* What to do
Filter the records below down to lines containing "ปราจ".

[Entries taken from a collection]
— start —
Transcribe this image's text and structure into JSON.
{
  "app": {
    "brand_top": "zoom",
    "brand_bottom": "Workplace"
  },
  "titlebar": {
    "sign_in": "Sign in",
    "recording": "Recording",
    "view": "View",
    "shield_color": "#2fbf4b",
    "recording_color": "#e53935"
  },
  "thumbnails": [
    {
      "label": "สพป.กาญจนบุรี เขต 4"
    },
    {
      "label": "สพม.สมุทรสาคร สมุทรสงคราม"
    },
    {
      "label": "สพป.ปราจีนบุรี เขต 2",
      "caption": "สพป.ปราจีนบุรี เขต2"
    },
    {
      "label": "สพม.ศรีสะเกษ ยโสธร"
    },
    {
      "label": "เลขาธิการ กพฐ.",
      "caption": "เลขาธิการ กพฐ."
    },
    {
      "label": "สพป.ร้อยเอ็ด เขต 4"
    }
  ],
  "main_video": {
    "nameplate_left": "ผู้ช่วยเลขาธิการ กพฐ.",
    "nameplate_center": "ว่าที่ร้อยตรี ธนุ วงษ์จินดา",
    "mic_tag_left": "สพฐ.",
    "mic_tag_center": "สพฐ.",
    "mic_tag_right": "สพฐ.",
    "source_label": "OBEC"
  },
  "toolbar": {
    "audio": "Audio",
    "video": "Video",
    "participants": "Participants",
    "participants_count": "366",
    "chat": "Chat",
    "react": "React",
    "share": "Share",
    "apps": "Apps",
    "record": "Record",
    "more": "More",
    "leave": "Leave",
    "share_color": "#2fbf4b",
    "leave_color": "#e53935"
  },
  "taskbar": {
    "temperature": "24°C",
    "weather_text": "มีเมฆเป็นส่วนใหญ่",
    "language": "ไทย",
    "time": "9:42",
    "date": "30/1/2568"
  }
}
— end —
* Worked answer
      "label": "สพป.ปราจีนบุรี เขต 2",
      "caption": "สพป.ปราจีนบุรี เขต2"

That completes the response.